• Stated problem 1: In the knowledge graph passage, at what times can the robotic device 102a be programmed to return to the object's location?

• Selected passage:
In yet further examples, obtaining the additional data of the object includes obtaining the additional data at different times of day. For example, lighting of the scene and environment in which the object is present changes throughout the day, and thus, images of the object can be captured over time during the day to gather data about the object as observed with various changes in lighting. The robotic device 102a can be programmed to return to a location of the object at different times of day, or at every hour of the day, to collect data of the object, for example.

At block 408, the method 400 includes obtaining, using the one or more sensors 132 of the computing device 108, additional data of a surrounding environment of the object. Thus, after obtaining additional data of the object, additional data of the surrounding environment can also be obtained so as to gather yet further details to be associated with the object in the knowledge graph to generate a full dataset to describe the object. Additional data of the environment may be collected in the same or similar manners as with respect to collecting additional data of the object. The surrounding environment may include a room in which the object is present, for example. The surrounding environment may computing device 108 and/or the robotic device 102a alternatively be more granular to only include a space around the object defined by boundaries of various distances (e.g., within 5-10 feet of the object). Still further, the surrounding environment may additionally or alternatively be defined to be more expansive and may include an entire house in which the object is present.

At block 410, the method 400 includes generating a knowledge graph including (i) the additional data of the object associated with the identification of the object and (ii) the additional data of the surrounding environment of the object also associated with the identification of the object and organized in a hierarchical semantic manner to illustrate relationships between the object and at least one item represented by the additional data of the surrounding environment of the object. The knowledge graph can be generated by the computing device 108 and stored in memory of the computing device 108, or generated by the server 104 and stored in memory of the server 104, for example.

Within the knowledge graph, the additional data of the object is stored with a label indicating the identification of the object.

Within examples described herein, the knowledge graph can be generated by a computing device by generating a new knowledge graph, modifying an existing knowledge graph, generation of a knowledge graph based on guidance/seeding of a graph framework, or any combination of these. As an example, a framework of the knowledge graph can be curated by operators or obtained from other sources, and the computing device can use the framework in addition with machine learning or unsupervised learning to determine how and where to add additional nodes and details on the braches as leaves of the graph. Similarly, the framework can have associated object relationships such as physical adjacency (on top, under, next to, etc.) for certain objects or how objects may be used together. Any pre-defined attributes can be associated with the framework to further construct details of the knowledge graph with the additional data that is obtained using the computing device, for example.

Layout element annotations:
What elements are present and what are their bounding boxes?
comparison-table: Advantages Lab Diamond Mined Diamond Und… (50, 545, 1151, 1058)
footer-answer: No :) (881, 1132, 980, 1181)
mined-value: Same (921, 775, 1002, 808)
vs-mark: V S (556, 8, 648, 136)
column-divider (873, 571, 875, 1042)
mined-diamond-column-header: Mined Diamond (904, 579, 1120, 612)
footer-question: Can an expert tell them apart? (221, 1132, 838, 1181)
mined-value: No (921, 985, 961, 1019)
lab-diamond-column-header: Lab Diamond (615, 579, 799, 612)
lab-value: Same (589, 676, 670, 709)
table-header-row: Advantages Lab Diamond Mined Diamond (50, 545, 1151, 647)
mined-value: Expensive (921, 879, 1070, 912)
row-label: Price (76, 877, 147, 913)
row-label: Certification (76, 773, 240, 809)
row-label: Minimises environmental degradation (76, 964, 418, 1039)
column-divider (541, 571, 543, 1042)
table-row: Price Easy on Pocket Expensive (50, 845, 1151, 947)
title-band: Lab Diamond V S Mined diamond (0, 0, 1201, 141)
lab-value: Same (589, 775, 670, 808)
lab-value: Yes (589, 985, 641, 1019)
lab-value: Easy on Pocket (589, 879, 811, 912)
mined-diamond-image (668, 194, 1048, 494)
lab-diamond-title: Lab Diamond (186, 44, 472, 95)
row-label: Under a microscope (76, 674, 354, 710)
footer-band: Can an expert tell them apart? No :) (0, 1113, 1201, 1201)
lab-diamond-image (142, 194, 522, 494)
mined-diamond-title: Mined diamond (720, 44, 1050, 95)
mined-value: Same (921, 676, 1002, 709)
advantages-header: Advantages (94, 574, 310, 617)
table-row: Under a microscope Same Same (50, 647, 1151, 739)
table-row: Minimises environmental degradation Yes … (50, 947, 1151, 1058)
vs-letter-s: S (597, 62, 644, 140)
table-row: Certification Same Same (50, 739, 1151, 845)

• Stated problem 2: Rewrite the records from their start through the line containing "column-divider (873, 571, 875, 1042)", replacing "footer-answer" with "footer-reply" and changing nothing else, and give only those lines.

• Correct output 1: At different times of day, or at every hour of the day.

• Correct output 2:
What elements are present and what are their bounding boxes?
comparison-table: Advantages Lab Diamond Mined Diamond Und… (50, 545, 1151, 1058)
footer-reply: No :) (881, 1132, 980, 1181)
mined-value: Same (921, 775, 1002, 808)
vs-mark: V S (556, 8, 648, 136)
column-divider (873, 571, 875, 1042)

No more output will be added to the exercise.